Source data
┌──

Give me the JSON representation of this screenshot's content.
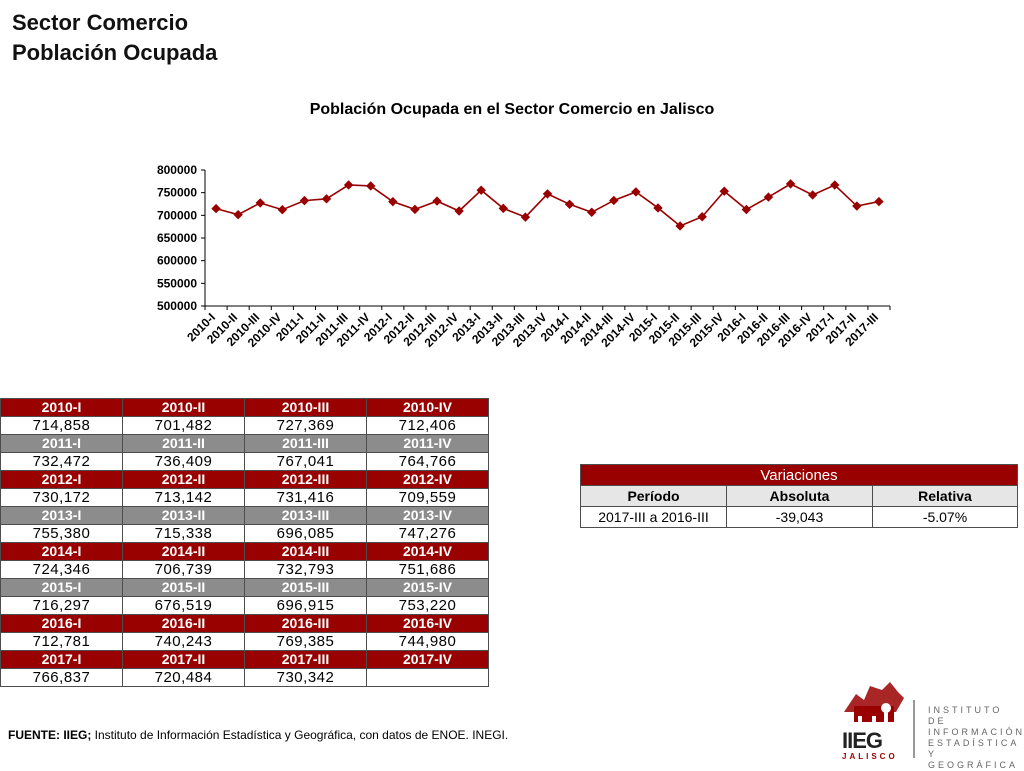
{
  "header": {
    "title_line1": "Sector Comercio",
    "title_line2": "Población Ocupada"
  },
  "chart_data": {
    "type": "line",
    "title": "Población Ocupada en el Sector Comercio en Jalisco",
    "xlabel": "",
    "ylabel": "",
    "ylim": [
      500000,
      800000
    ],
    "yticks": [
      500000,
      550000,
      600000,
      650000,
      700000,
      750000,
      800000
    ],
    "grid": false,
    "color": "#990000",
    "categories": [
      "2010-I",
      "2010-II",
      "2010-III",
      "2010-IV",
      "2011-I",
      "2011-II",
      "2011-III",
      "2011-IV",
      "2012-I",
      "2012-II",
      "2012-III",
      "2012-IV",
      "2013-I",
      "2013-II",
      "2013-III",
      "2013-IV",
      "2014-I",
      "2014-II",
      "2014-III",
      "2014-IV",
      "2015-I",
      "2015-II",
      "2015-III",
      "2015-IV",
      "2016-I",
      "2016-II",
      "2016-III",
      "2016-IV",
      "2017-I",
      "2017-II",
      "2017-III"
    ],
    "values": [
      714858,
      701482,
      727369,
      712406,
      732472,
      736409,
      767041,
      764766,
      730172,
      713142,
      731416,
      709559,
      755380,
      715338,
      696085,
      747276,
      724346,
      706739,
      732793,
      751686,
      716297,
      676519,
      696915,
      753220,
      712781,
      740243,
      769385,
      744980,
      766837,
      720484,
      730342
    ]
  },
  "data_table": [
    {
      "label_style": "red",
      "labels": [
        "2010-I",
        "2010-II",
        "2010-III",
        "2010-IV"
      ],
      "values": [
        "714,858",
        "701,482",
        "727,369",
        "712,406"
      ]
    },
    {
      "label_style": "gray",
      "labels": [
        "2011-I",
        "2011-II",
        "2011-III",
        "2011-IV"
      ],
      "values": [
        "732,472",
        "736,409",
        "767,041",
        "764,766"
      ]
    },
    {
      "label_style": "red",
      "labels": [
        "2012-I",
        "2012-II",
        "2012-III",
        "2012-IV"
      ],
      "values": [
        "730,172",
        "713,142",
        "731,416",
        "709,559"
      ]
    },
    {
      "label_style": "gray",
      "labels": [
        "2013-I",
        "2013-II",
        "2013-III",
        "2013-IV"
      ],
      "values": [
        "755,380",
        "715,338",
        "696,085",
        "747,276"
      ]
    },
    {
      "label_style": "red",
      "labels": [
        "2014-I",
        "2014-II",
        "2014-III",
        "2014-IV"
      ],
      "values": [
        "724,346",
        "706,739",
        "732,793",
        "751,686"
      ]
    },
    {
      "label_style": "gray",
      "labels": [
        "2015-I",
        "2015-II",
        "2015-III",
        "2015-IV"
      ],
      "values": [
        "716,297",
        "676,519",
        "696,915",
        "753,220"
      ]
    },
    {
      "label_style": "red",
      "labels": [
        "2016-I",
        "2016-II",
        "2016-III",
        "2016-IV"
      ],
      "values": [
        "712,781",
        "740,243",
        "769,385",
        "744,980"
      ]
    },
    {
      "label_style": "red",
      "labels": [
        "2017-I",
        "2017-II",
        "2017-III",
        "2017-IV"
      ],
      "values": [
        "766,837",
        "720,484",
        "730,342",
        ""
      ]
    }
  ],
  "variations": {
    "title": "Variaciones",
    "columns": [
      "Período",
      "Absoluta",
      "Relativa"
    ],
    "row": [
      "2017-III a 2016-III",
      "-39,043",
      "-5.07%"
    ]
  },
  "source": {
    "bold": "FUENTE: IIEG;",
    "text": " Instituto de Información Estadística y Geográfica, con datos de ENOE. INEGI."
  },
  "logo": {
    "acronym": "IIEG",
    "state": "JALISCO",
    "lines": [
      "INSTITUTO DE",
      "INFORMACIÓN",
      "ESTADÍSTICA Y",
      "GEOGRÁFICA"
    ]
  }
}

└──

:: What is required ::
Leave out the pictures, and give all the records again exactly.

:: Written reply ::
Give me the JSON representation of this screenshot's content.
{
  "header": {
    "title_line1": "Sector Comercio",
    "title_line2": "Población Ocupada"
  },
  "chart_data": {
    "type": "line",
    "title": "Población Ocupada en el Sector Comercio en Jalisco",
    "xlabel": "",
    "ylabel": "",
    "ylim": [
      500000,
      800000
    ],
    "yticks": [
      500000,
      550000,
      600000,
      650000,
      700000,
      750000,
      800000
    ],
    "grid": false,
    "color": "#990000",
    "categories": [
      "2010-I",
      "2010-II",
      "2010-III",
      "2010-IV",
      "2011-I",
      "2011-II",
      "2011-III",
      "2011-IV",
      "2012-I",
      "2012-II",
      "2012-III",
      "2012-IV",
      "2013-I",
      "2013-II",
      "2013-III",
      "2013-IV",
      "2014-I",
      "2014-II",
      "2014-III",
      "2014-IV",
      "2015-I",
      "2015-II",
      "2015-III",
      "2015-IV",
      "2016-I",
      "2016-II",
      "2016-III",
      "2016-IV",
      "2017-I",
      "2017-II",
      "2017-III"
    ],
    "values": [
      714858,
      701482,
      727369,
      712406,
      732472,
      736409,
      767041,
      764766,
      730172,
      713142,
      731416,
      709559,
      755380,
      715338,
      696085,
      747276,
      724346,
      706739,
      732793,
      751686,
      716297,
      676519,
      696915,
      753220,
      712781,
      740243,
      769385,
      744980,
      766837,
      720484,
      730342
    ]
  },
  "data_table": [
    {
      "label_style": "red",
      "labels": [
        "2010-I",
        "2010-II",
        "2010-III",
        "2010-IV"
      ],
      "values": [
        "714,858",
        "701,482",
        "727,369",
        "712,406"
      ]
    },
    {
      "label_style": "gray",
      "labels": [
        "2011-I",
        "2011-II",
        "2011-III",
        "2011-IV"
      ],
      "values": [
        "732,472",
        "736,409",
        "767,041",
        "764,766"
      ]
    },
    {
      "label_style": "red",
      "labels": [
        "2012-I",
        "2012-II",
        "2012-III",
        "2012-IV"
      ],
      "values": [
        "730,172",
        "713,142",
        "731,416",
        "709,559"
      ]
    },
    {
      "label_style": "gray",
      "labels": [
        "2013-I",
        "2013-II",
        "2013-III",
        "2013-IV"
      ],
      "values": [
        "755,380",
        "715,338",
        "696,085",
        "747,276"
      ]
    },
    {
      "label_style": "red",
      "labels": [
        "2014-I",
        "2014-II",
        "2014-III",
        "2014-IV"
      ],
      "values": [
        "724,346",
        "706,739",
        "732,793",
        "751,686"
      ]
    },
    {
      "label_style": "gray",
      "labels": [
        "2015-I",
        "2015-II",
        "2015-III",
        "2015-IV"
      ],
      "values": [
        "716,297",
        "676,519",
        "696,915",
        "753,220"
      ]
    },
    {
      "label_style": "red",
      "labels": [
        "2016-I",
        "2016-II",
        "2016-III",
        "2016-IV"
      ],
      "values": [
        "712,781",
        "740,243",
        "769,385",
        "744,980"
      ]
    },
    {
      "label_style": "red",
      "labels": [
        "2017-I",
        "2017-II",
        "2017-III",
        "2017-IV"
      ],
      "values": [
        "766,837",
        "720,484",
        "730,342",
        ""
      ]
    }
  ],
  "variations": {
    "title": "Variaciones",
    "columns": [
      "Período",
      "Absoluta",
      "Relativa"
    ],
    "row": [
      "2017-III a 2016-III",
      "-39,043",
      "-5.07%"
    ]
  },
  "source": {
    "bold": "FUENTE: IIEG;",
    "text": " Instituto de Información Estadística y Geográfica, con datos de ENOE. INEGI."
  },
  "logo": {
    "acronym": "IIEG",
    "state": "JALISCO",
    "lines": [
      "INSTITUTO DE",
      "INFORMACIÓN",
      "ESTADÍSTICA Y",
      "GEOGRÁFICA"
    ]
  }
}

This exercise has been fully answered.